**EXTRAIT PRÉSENTÉ**
****

Redevance pour copie privée applicable aux cartes mémoire des téléphones mobiles

Cour de justice de l’Union européenne, 4e Chambre, 5 mars 2015, Copydan Bandkopi c. Nokia Danmark C-463/12.

Répondant à une demande de décision jurisprudentielle (sollicitant un éclairage sur l’interprétation qu’il convient de faire des textes européens), transmise par les juridictions danoises, la Cour de justice de l’Union européenne (CJUE) se prononce, en application de la directive 2001/29/CE du 22 mai 2001, dite « droit d’auteur et droits voisins dans la société de l’information », par un arrêt du 5 mars 2015, sur la question de l’application de la redevance pour copie privée aux cartes mémoire des téléphones mobiles. Il s’agit de compenser ainsi le préjudice subi par les différents titulaires de droits qui se trouvent privés de la rémunération qu’ils auraient pu tirer de la commercialisation de supports enregistrés avec leur autorisation. La décision rendue envisage notamment diverses situations déterminant le principe de la redevance et le montant de la redevance.

Principe de la redevance

La directive de mai 2001, qui constitue le texte de référence, rappelle l’importance du respect des droits des auteurs et des différents titulaires de droits voisins (artistes interprètes, producteurs de phonogrammes et de vidéogrammes…) qui conditionne, pour chacun d’entre eux, la possibilité de continuer à exercer leurs activités, dans l’intérêt même du public. Elle envisage cependant diverses exceptions ou limitations à ces droits, destinées à faciliter certains usages des créations et des prestations protégées, mais les accompagne, s’agissant de leur reproduction sur certains supports, du droit à une compensation équitable sous forme de rémunération ou redevance pour copie privée. Le principe en est posé par l’article 5, § 2, sous b), « lorsqu’il s’agit de reproductions effectuées sur tout support par une personne physique pour un usage privé et à des fins non directement ou indirectement commerciales, à condition que les titulaires de droits reçoivent une compensation équitable ».

****

**DONNÉES**
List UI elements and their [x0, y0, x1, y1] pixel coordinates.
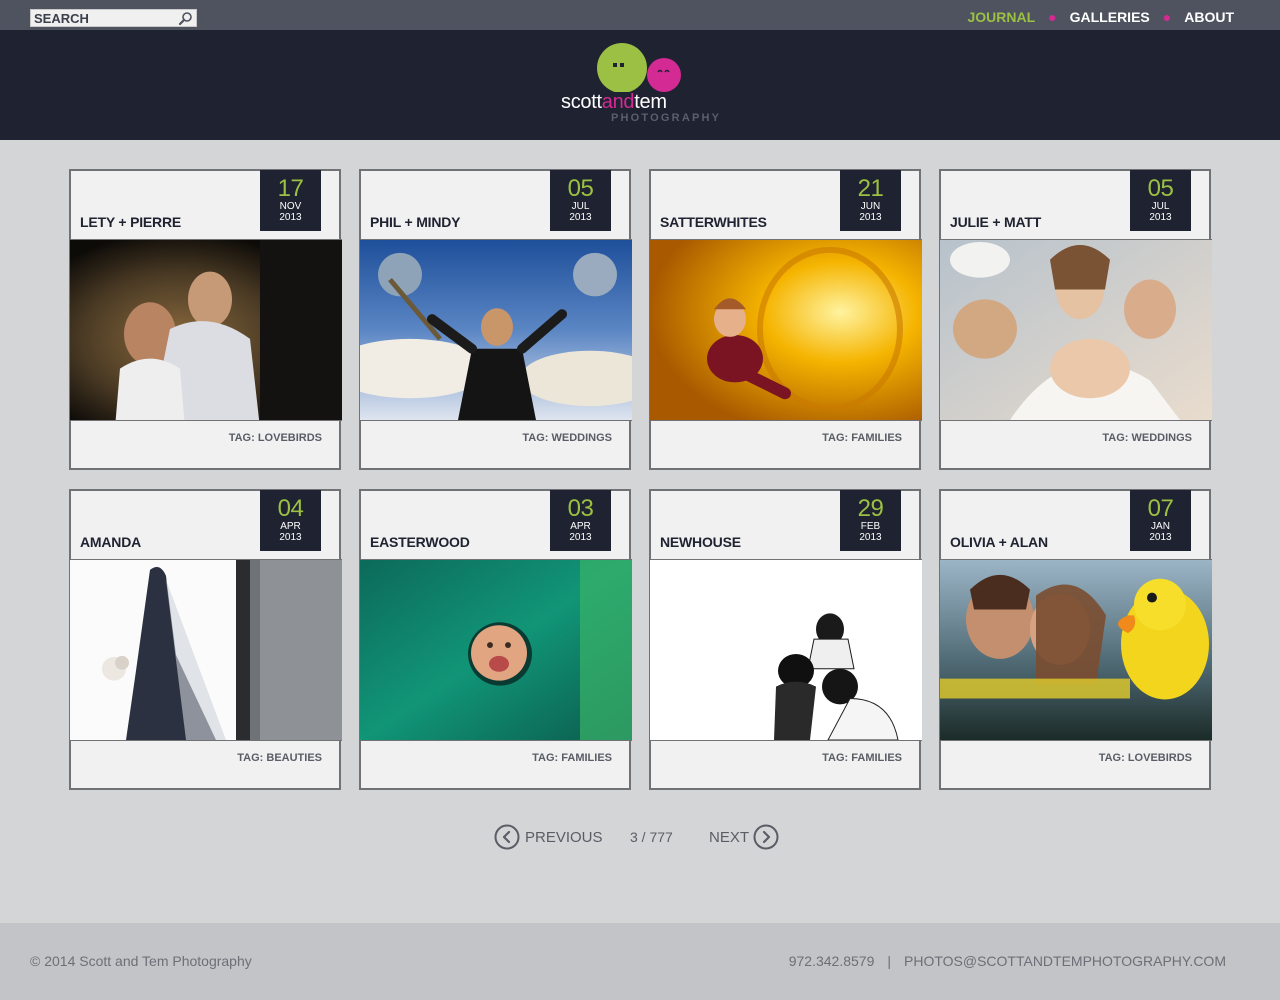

****

Rédigez la suite du texte sur la redevance pour copie privée appliquée aux cartes mémoire des téléphones mobiles, en reprenant juste après sa dernière phrase.

La décision précise que les téléphones mobiles sont pourvus d’une carte mémoire interne permettant notamment de conserver des données comme des numéros de téléphone. Certains contiennent par ailleurs une carte mémoire additionnelle qui permet de stocker des œuvres musicales et audiovisuelles protégées qui ont pu être téléchargées par internet ou provenant des CD, des DVD, des lecteurs MP3 ou des ordinateurs des utilisateurs.

Pour la Cour de justice, même « si les équipements, appareils et supports de reproduction numérique sont mis à disposition des personnes physiques en tant qu’utilisateurs privés, leur simple capacité à réaliser des reproductions suffit à justifier l’application de la redevance pour copie privée ». Elle estime cependant que, bien que les utilisateurs soient « censés exploiter toutes les fonctions disponibles », s’il « s’avère que, dans la pratique, une telle fonction n’est quasiment pas utilisée par l’ensemble des utilisateurs, la mise à disposition de cette fonction pourrait […] ne pas donner naissance à une obligation de paiement de la compensation équitable, dans la mesure où le préjudice causé aux titulaires de droits serait considéré comme minime ».

L’arrêt indique ensuite qu’il « est loisible aux Etats membres d’instaurer, aux fins du financement de la compensation équitable, une redevance pour copie privée à la charge non pas des personnes privées concernées, mais de celles qui disposent des équipements, appareils et supports de reproduction numérique et qui, à ce titre, en droit ou en fait, mettent ceux-ci à la disposition de personnes privées ou rendent à ces dernières un service de reproduction ». En revanche, « ladite redevance ne doit pas s’appliquer à la fourniture des équipements, appareils et supports de reproduction aux personnes autres que des personnes physiques, à des fins manifestement étrangères à celle de réalisation de copies à usage privé ». Par conséquent, « la mise en circulation desdites cartes doit être notamment exonérée de ladite redevance lorsque le fabricant ou l’importateur concerné établit qu’il a fourni les mêmes cartes à des personnes autres que des personnes physiques, à des fins manifestement étrangères à celle de reproduction pour un usage privé ».

Le principe étant acquis selon lequel une telle redevance pour copie privée est due, sauf cas particuliers, il convient encore d’en déterminer le montant.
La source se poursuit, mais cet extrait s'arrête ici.